**Document excerpt**

[Start of section]

Weathering Ongoing Uncertainty: Learning and Planning in a Time-Varying Partially Observable Environment
This work addresses decision-making challenges for autonomous systems in dynamic, uncertain environments, representing an incremental advancement by combining existing concepts with partial observability.
The paper tackles the problem of optimal decision-making in uncertain, time-varying, and partially observable environments by introducing Time-Varying Partially Observable Markov Decision Processes (TV-POMDP) and proposing a two-pronged approach for estimation and planning. The results demonstrate superior performance over standard methods in simulations and hardware experiments.
Optimal decision-making presents a significant challenge for autonomous systems operating in uncertain, stochastic and time-varying environments. Environmental variability over time can significantly impact the system's optimal decision making strategy for mission completion. To model such environments, our work combines the previous notion of Time-Varying Markov Decision Processes (TVMDP) with partial observability and introduces Time-Varying Partially Observable Markov Decision Processes (TV-POMDP). We propose a two-pronged approach to accurately estimate and plan within the TV-POMDP: 1) Memory Prioritized State Estimation (MPSE), which leverages weighted memory to provide more accurate time-varying transition estimates; and 2) an MPSE-integrated planning strategy that optimizes long-term rewards while accounting for temporal constraint. We validate the proposed framework and algorithms using simulations and hardware, with robots exploring a partially observable, time-varying environments. Our results demonstrate superior performance over standard methods, highlighting the framework's effectiveness in stochastic, uncertain, time-varying domains.

[End of section]

**Data section**

[Start of section]

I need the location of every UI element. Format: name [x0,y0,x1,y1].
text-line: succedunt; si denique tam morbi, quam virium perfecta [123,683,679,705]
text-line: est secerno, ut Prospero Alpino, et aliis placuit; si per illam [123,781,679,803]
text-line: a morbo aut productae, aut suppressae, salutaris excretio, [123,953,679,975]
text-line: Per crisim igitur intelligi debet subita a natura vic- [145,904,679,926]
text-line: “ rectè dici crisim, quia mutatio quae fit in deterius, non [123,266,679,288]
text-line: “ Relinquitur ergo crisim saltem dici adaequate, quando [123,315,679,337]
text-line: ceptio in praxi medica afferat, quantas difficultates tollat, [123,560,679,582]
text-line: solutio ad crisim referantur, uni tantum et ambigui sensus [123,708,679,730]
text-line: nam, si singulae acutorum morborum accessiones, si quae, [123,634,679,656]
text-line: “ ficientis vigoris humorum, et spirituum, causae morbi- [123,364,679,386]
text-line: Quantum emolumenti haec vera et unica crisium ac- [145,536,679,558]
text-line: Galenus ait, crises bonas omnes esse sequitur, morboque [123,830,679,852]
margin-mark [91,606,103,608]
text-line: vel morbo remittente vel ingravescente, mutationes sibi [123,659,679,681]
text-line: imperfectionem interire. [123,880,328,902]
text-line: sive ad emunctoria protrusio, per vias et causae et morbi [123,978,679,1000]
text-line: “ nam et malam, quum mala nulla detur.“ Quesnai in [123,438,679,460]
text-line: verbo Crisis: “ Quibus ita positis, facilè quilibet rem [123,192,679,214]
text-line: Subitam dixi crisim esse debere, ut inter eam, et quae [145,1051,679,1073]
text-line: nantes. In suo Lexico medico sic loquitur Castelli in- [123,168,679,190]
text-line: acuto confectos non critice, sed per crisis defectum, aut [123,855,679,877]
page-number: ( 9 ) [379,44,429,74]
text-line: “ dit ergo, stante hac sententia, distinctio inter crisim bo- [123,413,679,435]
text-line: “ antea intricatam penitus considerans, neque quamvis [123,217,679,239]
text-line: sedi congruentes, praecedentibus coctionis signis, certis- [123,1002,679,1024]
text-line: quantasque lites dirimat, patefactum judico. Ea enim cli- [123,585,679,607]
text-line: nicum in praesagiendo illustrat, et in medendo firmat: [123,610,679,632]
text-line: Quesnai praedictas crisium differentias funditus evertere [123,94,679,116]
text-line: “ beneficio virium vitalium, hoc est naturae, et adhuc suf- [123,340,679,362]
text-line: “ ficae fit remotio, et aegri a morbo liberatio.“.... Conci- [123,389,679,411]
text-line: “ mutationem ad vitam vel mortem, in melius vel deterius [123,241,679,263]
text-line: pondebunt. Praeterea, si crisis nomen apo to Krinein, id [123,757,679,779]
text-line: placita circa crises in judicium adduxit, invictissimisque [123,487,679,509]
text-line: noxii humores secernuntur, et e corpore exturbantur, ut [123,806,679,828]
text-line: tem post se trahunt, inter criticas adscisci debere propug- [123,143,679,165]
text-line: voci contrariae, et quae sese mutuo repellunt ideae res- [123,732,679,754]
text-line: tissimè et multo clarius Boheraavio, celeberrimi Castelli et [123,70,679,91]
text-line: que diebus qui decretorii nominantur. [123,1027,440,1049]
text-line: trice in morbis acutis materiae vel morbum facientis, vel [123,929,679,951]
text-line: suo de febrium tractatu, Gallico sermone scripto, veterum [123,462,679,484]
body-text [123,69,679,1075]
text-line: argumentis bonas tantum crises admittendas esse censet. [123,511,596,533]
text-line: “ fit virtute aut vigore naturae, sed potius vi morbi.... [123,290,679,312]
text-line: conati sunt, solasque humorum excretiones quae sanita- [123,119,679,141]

[End of section]

**Exercise directions**
In the text on decision-making in time-varying partially observable environments, what does the abbreviation MPSE stand for?

**Solution to this exercise**
Memory Prioritized State Estimation